## Instruction
Collect every line of the records below that contains the word "this".

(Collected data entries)
= = = =
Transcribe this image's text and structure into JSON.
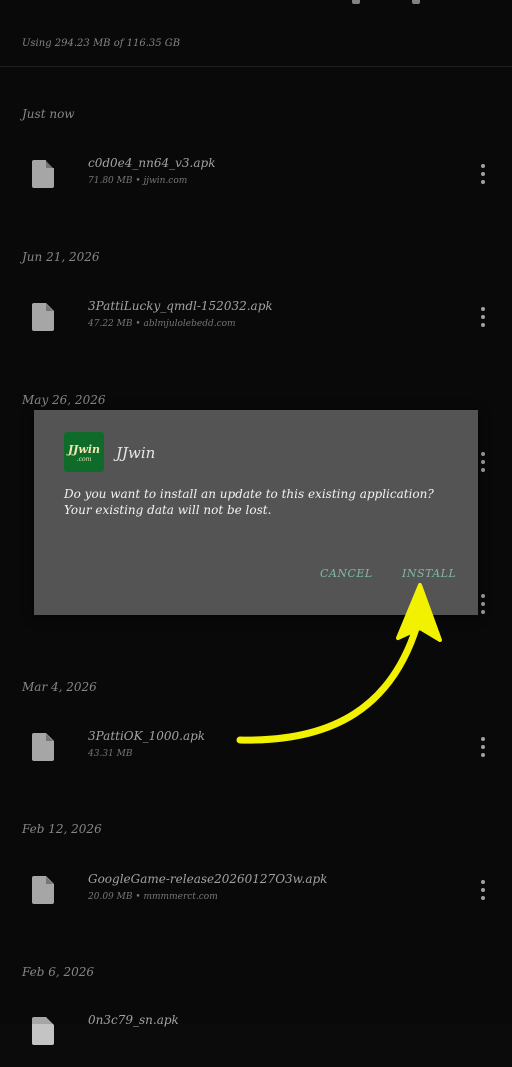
{
  "header": {
    "storage_text": "Using 294.23 MB of 116.35 GB"
  },
  "sections": [
    {
      "date": "Just now",
      "files": [
        {
          "name": "c0d0e4_nn64_v3.apk",
          "meta": "71.80 MB • jjwin.com"
        }
      ]
    },
    {
      "date": "Jun 21, 2026",
      "files": [
        {
          "name": "3PattiLucky_qmdl-152032.apk",
          "meta": "47.22 MB • ablmjulolebedd.com"
        }
      ]
    },
    {
      "date": "May 26, 2026",
      "files": []
    },
    {
      "date": "Mar 4, 2026",
      "files": [
        {
          "name": "3PattiOK_1000.apk",
          "meta": "43.31 MB"
        }
      ]
    },
    {
      "date": "Feb 12, 2026",
      "files": [
        {
          "name": "GoogleGame-release20260127O3w.apk",
          "meta": "20.09 MB • mmmmerct.com"
        }
      ]
    },
    {
      "date": "Feb 6, 2026",
      "files": [
        {
          "name": "0n3c79_sn.apk",
          "meta": ""
        }
      ]
    }
  ],
  "dialog": {
    "app_icon_text": "JJwin",
    "app_icon_subtext": ".com",
    "app_name": "JJwin",
    "message_line1": "Do you want to install an update to this existing application?",
    "message_line2": "Your existing data will not be lost.",
    "cancel_label": "CANCEL",
    "install_label": "INSTALL"
  },
  "colors": {
    "background": "#0b0b0b",
    "dialog": "#545454",
    "button_text": "#7fb8a4",
    "arrow": "#f2f200"
  }
}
= = = =
## Complete response
Transcribe this image's text and structure into JSON.
    "message_line1": "Do you want to install an update to this existing application?",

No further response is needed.